## What is required
Output the records. Match them exactly.

* START Materials provided *

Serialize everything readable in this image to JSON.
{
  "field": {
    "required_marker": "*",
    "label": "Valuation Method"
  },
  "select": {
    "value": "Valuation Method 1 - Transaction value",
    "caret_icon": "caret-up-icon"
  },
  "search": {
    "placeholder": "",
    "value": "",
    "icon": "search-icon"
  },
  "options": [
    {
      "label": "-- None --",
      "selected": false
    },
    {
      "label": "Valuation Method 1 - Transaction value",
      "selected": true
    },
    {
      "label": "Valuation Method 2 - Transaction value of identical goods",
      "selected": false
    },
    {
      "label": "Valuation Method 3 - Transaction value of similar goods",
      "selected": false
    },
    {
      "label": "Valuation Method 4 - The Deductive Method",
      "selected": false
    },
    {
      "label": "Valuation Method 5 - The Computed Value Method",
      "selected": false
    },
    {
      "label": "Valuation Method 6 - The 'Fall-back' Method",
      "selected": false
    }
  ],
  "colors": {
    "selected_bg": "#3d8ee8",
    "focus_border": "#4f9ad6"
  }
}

* END Materials provided *

## Exercise solution
Serialize everything readable in this image to JSON.
{
  "field": {
    "required_marker": "*",
    "label": "Valuation Method"
  },
  "select": {
    "value": "Valuation Method 1 - Transaction value",
    "caret_icon": "caret-up-icon"
  },
  "search": {
    "placeholder": "",
    "value": "",
    "icon": "search-icon"
  },
  "options": [
    {
      "label": "-- None --",
      "selected": false
    },
    {
      "label": "Valuation Method 1 - Transaction value",
      "selected": true
    },
    {
      "label": "Valuation Method 2 - Transaction value of identical goods",
      "selected": false
    },
    {
      "label": "Valuation Method 3 - Transaction value of similar goods",
      "selected": false
    },
    {
      "label": "Valuation Method 4 - The Deductive Method",
      "selected": false
    },
    {
      "label": "Valuation Method 5 - The Computed Value Method",
      "selected": false
    },
    {
      "label": "Valuation Method 6 - The 'Fall-back' Method",
      "selected": false
    }
  ],
  "colors": {
    "selected_bg": "#3d8ee8",
    "focus_border": "#4f9ad6"
  }
}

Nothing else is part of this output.